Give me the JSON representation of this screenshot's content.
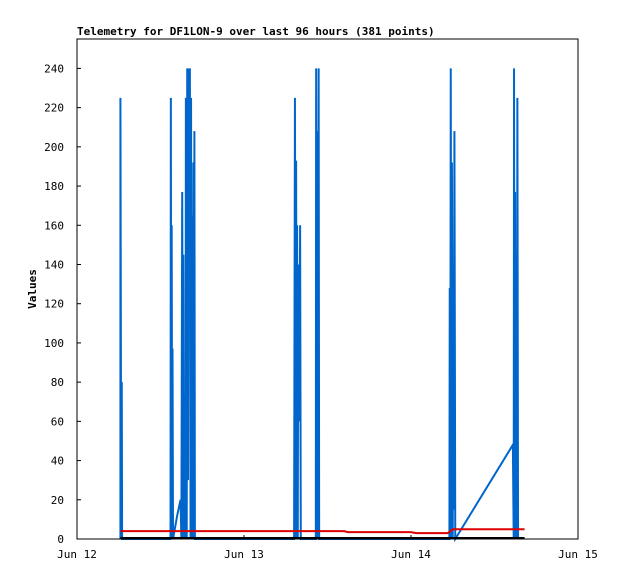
{
  "chart_data": {
    "type": "line",
    "title": "Telemetry for DF1LON-9 over last 96 hours (381 points)",
    "ylabel": "Values",
    "xlabel": "",
    "x_ticks": [
      "Jun 12",
      "Jun 13",
      "Jun 14",
      "Jun 15"
    ],
    "y_ticks": [
      0,
      20,
      40,
      60,
      80,
      100,
      120,
      140,
      160,
      180,
      200,
      220,
      240
    ],
    "xlim": [
      0,
      3
    ],
    "ylim": [
      0,
      255
    ],
    "grid": false,
    "legend": "none",
    "series": [
      {
        "color": "#0066cc",
        "points": [
          [
            0.26,
            0
          ],
          [
            0.26,
            225
          ],
          [
            0.265,
            0
          ],
          [
            0.268,
            80
          ],
          [
            0.27,
            0
          ],
          [
            0.56,
            0
          ],
          [
            0.562,
            225
          ],
          [
            0.565,
            0
          ],
          [
            0.567,
            160
          ],
          [
            0.57,
            0
          ],
          [
            0.572,
            97
          ],
          [
            0.575,
            0
          ],
          [
            0.6,
            12
          ],
          [
            0.62,
            20
          ],
          [
            0.625,
            0
          ],
          [
            0.63,
            177
          ],
          [
            0.635,
            0
          ],
          [
            0.637,
            145
          ],
          [
            0.64,
            0
          ],
          [
            0.645,
            73
          ],
          [
            0.65,
            0
          ],
          [
            0.652,
            225
          ],
          [
            0.657,
            0
          ],
          [
            0.66,
            240
          ],
          [
            0.665,
            30
          ],
          [
            0.668,
            240
          ],
          [
            0.672,
            120
          ],
          [
            0.676,
            240
          ],
          [
            0.68,
            0
          ],
          [
            0.683,
            225
          ],
          [
            0.687,
            0
          ],
          [
            0.69,
            165
          ],
          [
            0.695,
            0
          ],
          [
            0.697,
            192
          ],
          [
            0.7,
            0
          ],
          [
            0.703,
            208
          ],
          [
            0.706,
            0
          ],
          [
            1.3,
            0
          ],
          [
            1.305,
            225
          ],
          [
            1.31,
            0
          ],
          [
            1.312,
            193
          ],
          [
            1.316,
            20
          ],
          [
            1.318,
            160
          ],
          [
            1.322,
            0
          ],
          [
            1.324,
            100
          ],
          [
            1.327,
            60
          ],
          [
            1.33,
            140
          ],
          [
            1.333,
            80
          ],
          [
            1.336,
            160
          ],
          [
            1.34,
            0
          ],
          [
            1.43,
            0
          ],
          [
            1.432,
            240
          ],
          [
            1.436,
            0
          ],
          [
            1.44,
            208
          ],
          [
            1.444,
            0
          ],
          [
            1.447,
            240
          ],
          [
            1.45,
            0
          ],
          [
            2.23,
            0
          ],
          [
            2.232,
            128
          ],
          [
            2.235,
            0
          ],
          [
            2.238,
            240
          ],
          [
            2.242,
            0
          ],
          [
            2.245,
            192
          ],
          [
            2.25,
            0
          ],
          [
            2.252,
            104
          ],
          [
            2.256,
            15
          ],
          [
            2.26,
            208
          ],
          [
            2.265,
            0
          ],
          [
            2.61,
            48
          ],
          [
            2.615,
            0
          ],
          [
            2.617,
            240
          ],
          [
            2.62,
            0
          ],
          [
            2.623,
            177
          ],
          [
            2.627,
            0
          ],
          [
            2.63,
            145
          ],
          [
            2.634,
            0
          ],
          [
            2.637,
            225
          ],
          [
            2.641,
            0
          ]
        ]
      },
      {
        "color": "#dd0000",
        "points": [
          [
            0.26,
            4
          ],
          [
            1.6,
            4
          ],
          [
            1.62,
            3.5
          ],
          [
            2.0,
            3.5
          ],
          [
            2.03,
            3
          ],
          [
            2.22,
            3
          ],
          [
            2.25,
            5
          ],
          [
            2.68,
            5
          ]
        ]
      },
      {
        "color": "#000000",
        "points": [
          [
            0.26,
            0.5
          ],
          [
            2.68,
            0.5
          ]
        ]
      }
    ]
  }
}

__Work to be completed__:
Return every line of the records exactly as given, pictures excluded.

__Solution for this problem__:
Give me the JSON representation of this screenshot's content.
{
  "chart_data": {
    "type": "line",
    "title": "Telemetry for DF1LON-9 over last 96 hours (381 points)",
    "ylabel": "Values",
    "xlabel": "",
    "x_ticks": [
      "Jun 12",
      "Jun 13",
      "Jun 14",
      "Jun 15"
    ],
    "y_ticks": [
      0,
      20,
      40,
      60,
      80,
      100,
      120,
      140,
      160,
      180,
      200,
      220,
      240
    ],
    "xlim": [
      0,
      3
    ],
    "ylim": [
      0,
      255
    ],
    "grid": false,
    "legend": "none",
    "series": [
      {
        "color": "#0066cc",
        "points": [
          [
            0.26,
            0
          ],
          [
            0.26,
            225
          ],
          [
            0.265,
            0
          ],
          [
            0.268,
            80
          ],
          [
            0.27,
            0
          ],
          [
            0.56,
            0
          ],
          [
            0.562,
            225
          ],
          [
            0.565,
            0
          ],
          [
            0.567,
            160
          ],
          [
            0.57,
            0
          ],
          [
            0.572,
            97
          ],
          [
            0.575,
            0
          ],
          [
            0.6,
            12
          ],
          [
            0.62,
            20
          ],
          [
            0.625,
            0
          ],
          [
            0.63,
            177
          ],
          [
            0.635,
            0
          ],
          [
            0.637,
            145
          ],
          [
            0.64,
            0
          ],
          [
            0.645,
            73
          ],
          [
            0.65,
            0
          ],
          [
            0.652,
            225
          ],
          [
            0.657,
            0
          ],
          [
            0.66,
            240
          ],
          [
            0.665,
            30
          ],
          [
            0.668,
            240
          ],
          [
            0.672,
            120
          ],
          [
            0.676,
            240
          ],
          [
            0.68,
            0
          ],
          [
            0.683,
            225
          ],
          [
            0.687,
            0
          ],
          [
            0.69,
            165
          ],
          [
            0.695,
            0
          ],
          [
            0.697,
            192
          ],
          [
            0.7,
            0
          ],
          [
            0.703,
            208
          ],
          [
            0.706,
            0
          ],
          [
            1.3,
            0
          ],
          [
            1.305,
            225
          ],
          [
            1.31,
            0
          ],
          [
            1.312,
            193
          ],
          [
            1.316,
            20
          ],
          [
            1.318,
            160
          ],
          [
            1.322,
            0
          ],
          [
            1.324,
            100
          ],
          [
            1.327,
            60
          ],
          [
            1.33,
            140
          ],
          [
            1.333,
            80
          ],
          [
            1.336,
            160
          ],
          [
            1.34,
            0
          ],
          [
            1.43,
            0
          ],
          [
            1.432,
            240
          ],
          [
            1.436,
            0
          ],
          [
            1.44,
            208
          ],
          [
            1.444,
            0
          ],
          [
            1.447,
            240
          ],
          [
            1.45,
            0
          ],
          [
            2.23,
            0
          ],
          [
            2.232,
            128
          ],
          [
            2.235,
            0
          ],
          [
            2.238,
            240
          ],
          [
            2.242,
            0
          ],
          [
            2.245,
            192
          ],
          [
            2.25,
            0
          ],
          [
            2.252,
            104
          ],
          [
            2.256,
            15
          ],
          [
            2.26,
            208
          ],
          [
            2.265,
            0
          ],
          [
            2.61,
            48
          ],
          [
            2.615,
            0
          ],
          [
            2.617,
            240
          ],
          [
            2.62,
            0
          ],
          [
            2.623,
            177
          ],
          [
            2.627,
            0
          ],
          [
            2.63,
            145
          ],
          [
            2.634,
            0
          ],
          [
            2.637,
            225
          ],
          [
            2.641,
            0
          ]
        ]
      },
      {
        "color": "#dd0000",
        "points": [
          [
            0.26,
            4
          ],
          [
            1.6,
            4
          ],
          [
            1.62,
            3.5
          ],
          [
            2.0,
            3.5
          ],
          [
            2.03,
            3
          ],
          [
            2.22,
            3
          ],
          [
            2.25,
            5
          ],
          [
            2.68,
            5
          ]
        ]
      },
      {
        "color": "#000000",
        "points": [
          [
            0.26,
            0.5
          ],
          [
            2.68,
            0.5
          ]
        ]
      }
    ]
  }
}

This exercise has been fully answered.